[begin Provided data]

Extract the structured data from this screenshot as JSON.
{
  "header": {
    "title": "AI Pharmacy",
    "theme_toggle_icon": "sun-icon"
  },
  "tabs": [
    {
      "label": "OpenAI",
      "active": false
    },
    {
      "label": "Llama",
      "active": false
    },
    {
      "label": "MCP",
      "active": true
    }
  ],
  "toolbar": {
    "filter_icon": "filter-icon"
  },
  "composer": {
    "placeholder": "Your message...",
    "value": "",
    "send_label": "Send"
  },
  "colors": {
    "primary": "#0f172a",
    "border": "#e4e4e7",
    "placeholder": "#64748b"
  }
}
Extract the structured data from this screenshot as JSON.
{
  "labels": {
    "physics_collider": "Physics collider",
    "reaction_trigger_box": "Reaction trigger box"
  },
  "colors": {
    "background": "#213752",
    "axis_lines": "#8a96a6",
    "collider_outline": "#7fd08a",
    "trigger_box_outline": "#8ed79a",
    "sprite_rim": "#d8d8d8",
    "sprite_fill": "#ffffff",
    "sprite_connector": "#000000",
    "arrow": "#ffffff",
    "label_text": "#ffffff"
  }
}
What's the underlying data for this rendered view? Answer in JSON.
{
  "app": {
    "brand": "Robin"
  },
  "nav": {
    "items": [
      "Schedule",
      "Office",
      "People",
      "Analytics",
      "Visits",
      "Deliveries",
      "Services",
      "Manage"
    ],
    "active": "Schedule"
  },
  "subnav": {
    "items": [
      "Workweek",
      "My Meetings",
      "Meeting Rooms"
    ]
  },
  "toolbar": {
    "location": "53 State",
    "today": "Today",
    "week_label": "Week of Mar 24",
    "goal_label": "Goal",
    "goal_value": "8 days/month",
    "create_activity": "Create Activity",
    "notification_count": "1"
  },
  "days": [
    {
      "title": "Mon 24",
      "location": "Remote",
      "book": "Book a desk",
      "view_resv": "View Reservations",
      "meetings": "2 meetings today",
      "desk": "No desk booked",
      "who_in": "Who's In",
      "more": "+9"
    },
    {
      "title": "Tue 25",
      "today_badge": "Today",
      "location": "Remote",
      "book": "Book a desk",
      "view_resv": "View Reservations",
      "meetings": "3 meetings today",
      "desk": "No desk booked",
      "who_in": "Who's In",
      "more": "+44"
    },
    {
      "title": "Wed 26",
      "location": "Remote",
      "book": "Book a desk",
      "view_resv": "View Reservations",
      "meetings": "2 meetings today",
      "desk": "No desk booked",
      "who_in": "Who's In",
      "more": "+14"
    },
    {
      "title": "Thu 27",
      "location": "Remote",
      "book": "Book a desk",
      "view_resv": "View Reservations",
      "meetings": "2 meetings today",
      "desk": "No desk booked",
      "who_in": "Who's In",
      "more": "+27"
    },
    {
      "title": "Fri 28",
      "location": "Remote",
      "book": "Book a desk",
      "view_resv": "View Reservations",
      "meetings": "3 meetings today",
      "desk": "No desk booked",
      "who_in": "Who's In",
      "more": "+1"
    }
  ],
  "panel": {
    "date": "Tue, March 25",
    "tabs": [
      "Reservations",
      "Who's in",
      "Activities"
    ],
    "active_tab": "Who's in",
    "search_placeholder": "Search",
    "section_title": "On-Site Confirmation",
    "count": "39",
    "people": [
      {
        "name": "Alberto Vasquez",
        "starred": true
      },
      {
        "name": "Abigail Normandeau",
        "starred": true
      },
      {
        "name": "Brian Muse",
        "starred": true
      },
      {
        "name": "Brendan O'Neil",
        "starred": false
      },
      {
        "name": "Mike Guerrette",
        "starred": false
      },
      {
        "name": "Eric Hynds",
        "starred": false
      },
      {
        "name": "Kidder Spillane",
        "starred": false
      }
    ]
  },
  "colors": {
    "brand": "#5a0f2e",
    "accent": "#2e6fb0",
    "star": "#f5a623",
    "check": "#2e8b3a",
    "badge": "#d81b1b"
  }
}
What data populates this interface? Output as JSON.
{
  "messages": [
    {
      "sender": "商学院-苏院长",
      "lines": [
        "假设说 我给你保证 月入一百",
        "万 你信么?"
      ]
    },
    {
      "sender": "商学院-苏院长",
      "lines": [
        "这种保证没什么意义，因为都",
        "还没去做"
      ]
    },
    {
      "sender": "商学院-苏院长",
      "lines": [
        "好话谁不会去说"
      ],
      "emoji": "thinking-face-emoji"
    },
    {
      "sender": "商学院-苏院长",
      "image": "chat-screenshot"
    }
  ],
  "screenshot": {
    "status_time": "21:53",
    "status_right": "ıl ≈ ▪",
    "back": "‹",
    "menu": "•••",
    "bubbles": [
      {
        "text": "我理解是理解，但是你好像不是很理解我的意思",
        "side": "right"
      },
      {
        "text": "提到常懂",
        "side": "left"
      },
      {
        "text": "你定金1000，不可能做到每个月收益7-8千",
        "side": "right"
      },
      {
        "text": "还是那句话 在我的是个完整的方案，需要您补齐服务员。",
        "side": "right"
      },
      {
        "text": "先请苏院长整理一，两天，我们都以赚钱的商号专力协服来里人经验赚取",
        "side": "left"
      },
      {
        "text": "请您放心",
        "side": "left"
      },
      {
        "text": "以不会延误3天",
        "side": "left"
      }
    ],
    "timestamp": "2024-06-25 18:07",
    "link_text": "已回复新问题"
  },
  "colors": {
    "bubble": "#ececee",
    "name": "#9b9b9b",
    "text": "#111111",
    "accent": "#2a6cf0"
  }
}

[end Provided data]

Request: Pick out, from the lines above, every one that contains the string "What".

Result:
What's the underlying data for this rendered view? Answer in JSON.
What data populates this interface? Output as JSON.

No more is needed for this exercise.